====== Extracted material

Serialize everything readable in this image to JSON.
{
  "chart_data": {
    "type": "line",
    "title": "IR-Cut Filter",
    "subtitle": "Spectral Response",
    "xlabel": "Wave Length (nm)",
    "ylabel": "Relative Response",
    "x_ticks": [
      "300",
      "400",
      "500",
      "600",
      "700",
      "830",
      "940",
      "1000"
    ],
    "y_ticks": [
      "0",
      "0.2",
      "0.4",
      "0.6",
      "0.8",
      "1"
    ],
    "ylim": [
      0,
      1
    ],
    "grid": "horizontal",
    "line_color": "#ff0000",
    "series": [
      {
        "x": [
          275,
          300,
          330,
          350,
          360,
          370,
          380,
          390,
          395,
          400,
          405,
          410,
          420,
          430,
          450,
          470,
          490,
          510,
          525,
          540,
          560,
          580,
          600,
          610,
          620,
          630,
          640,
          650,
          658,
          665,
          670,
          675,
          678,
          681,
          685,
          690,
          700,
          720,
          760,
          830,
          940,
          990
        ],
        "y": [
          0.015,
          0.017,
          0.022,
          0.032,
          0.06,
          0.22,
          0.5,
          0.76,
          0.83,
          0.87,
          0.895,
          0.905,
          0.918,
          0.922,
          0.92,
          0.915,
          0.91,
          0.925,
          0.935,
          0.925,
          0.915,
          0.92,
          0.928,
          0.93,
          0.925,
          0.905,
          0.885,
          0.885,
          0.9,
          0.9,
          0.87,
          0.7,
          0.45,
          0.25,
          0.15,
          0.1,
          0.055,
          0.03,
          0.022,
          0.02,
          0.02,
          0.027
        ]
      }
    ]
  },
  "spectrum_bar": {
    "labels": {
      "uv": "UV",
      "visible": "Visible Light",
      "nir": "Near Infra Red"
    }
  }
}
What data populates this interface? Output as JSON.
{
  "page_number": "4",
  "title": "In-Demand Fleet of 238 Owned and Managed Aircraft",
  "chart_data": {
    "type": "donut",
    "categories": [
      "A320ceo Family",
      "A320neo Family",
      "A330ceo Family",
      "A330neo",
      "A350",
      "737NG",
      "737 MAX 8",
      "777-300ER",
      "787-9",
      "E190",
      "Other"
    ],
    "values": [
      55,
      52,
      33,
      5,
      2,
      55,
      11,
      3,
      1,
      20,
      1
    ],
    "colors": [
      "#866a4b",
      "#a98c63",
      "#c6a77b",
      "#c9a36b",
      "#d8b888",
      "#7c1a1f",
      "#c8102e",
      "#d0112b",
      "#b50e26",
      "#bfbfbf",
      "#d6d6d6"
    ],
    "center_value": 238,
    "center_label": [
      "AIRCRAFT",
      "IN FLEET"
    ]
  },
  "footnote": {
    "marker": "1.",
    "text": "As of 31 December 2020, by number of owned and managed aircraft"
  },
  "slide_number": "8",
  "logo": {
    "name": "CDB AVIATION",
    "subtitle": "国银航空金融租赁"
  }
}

============

Repeat the records above exactly, leaving none out.

### Exercise answer
Serialize everything readable in this image to JSON.
{
  "chart_data": {
    "type": "line",
    "title": "IR-Cut Filter",
    "subtitle": "Spectral Response",
    "xlabel": "Wave Length (nm)",
    "ylabel": "Relative Response",
    "x_ticks": [
      "300",
      "400",
      "500",
      "600",
      "700",
      "830",
      "940",
      "1000"
    ],
    "y_ticks": [
      "0",
      "0.2",
      "0.4",
      "0.6",
      "0.8",
      "1"
    ],
    "ylim": [
      0,
      1
    ],
    "grid": "horizontal",
    "line_color": "#ff0000",
    "series": [
      {
        "x": [
          275,
          300,
          330,
          350,
          360,
          370,
          380,
          390,
          395,
          400,
          405,
          410,
          420,
          430,
          450,
          470,
          490,
          510,
          525,
          540,
          560,
          580,
          600,
          610,
          620,
          630,
          640,
          650,
          658,
          665,
          670,
          675,
          678,
          681,
          685,
          690,
          700,
          720,
          760,
          830,
          940,
          990
        ],
        "y": [
          0.015,
          0.017,
          0.022,
          0.032,
          0.06,
          0.22,
          0.5,
          0.76,
          0.83,
          0.87,
          0.895,
          0.905,
          0.918,
          0.922,
          0.92,
          0.915,
          0.91,
          0.925,
          0.935,
          0.925,
          0.915,
          0.92,
          0.928,
          0.93,
          0.925,
          0.905,
          0.885,
          0.885,
          0.9,
          0.9,
          0.87,
          0.7,
          0.45,
          0.25,
          0.15,
          0.1,
          0.055,
          0.03,
          0.022,
          0.02,
          0.02,
          0.027
        ]
      }
    ]
  },
  "spectrum_bar": {
    "labels": {
      "uv": "UV",
      "visible": "Visible Light",
      "nir": "Near Infra Red"
    }
  }
}
What data populates this interface? Output as JSON.
{
  "page_number": "4",
  "title": "In-Demand Fleet of 238 Owned and Managed Aircraft",
  "chart_data": {
    "type": "donut",
    "categories": [
      "A320ceo Family",
      "A320neo Family",
      "A330ceo Family",
      "A330neo",
      "A350",
      "737NG",
      "737 MAX 8",
      "777-300ER",
      "787-9",
      "E190",
      "Other"
    ],
    "values": [
      55,
      52,
      33,
      5,
      2,
      55,
      11,
      3,
      1,
      20,
      1
    ],
    "colors": [
      "#866a4b",
      "#a98c63",
      "#c6a77b",
      "#c9a36b",
      "#d8b888",
      "#7c1a1f",
      "#c8102e",
      "#d0112b",
      "#b50e26",
      "#bfbfbf",
      "#d6d6d6"
    ],
    "center_value": 238,
    "center_label": [
      "AIRCRAFT",
      "IN FLEET"
    ]
  },
  "footnote": {
    "marker": "1.",
    "text": "As of 31 December 2020, by number of owned and managed aircraft"
  },
  "slide_number": "8",
  "logo": {
    "name": "CDB AVIATION",
    "subtitle": "国银航空金融租赁"
  }
}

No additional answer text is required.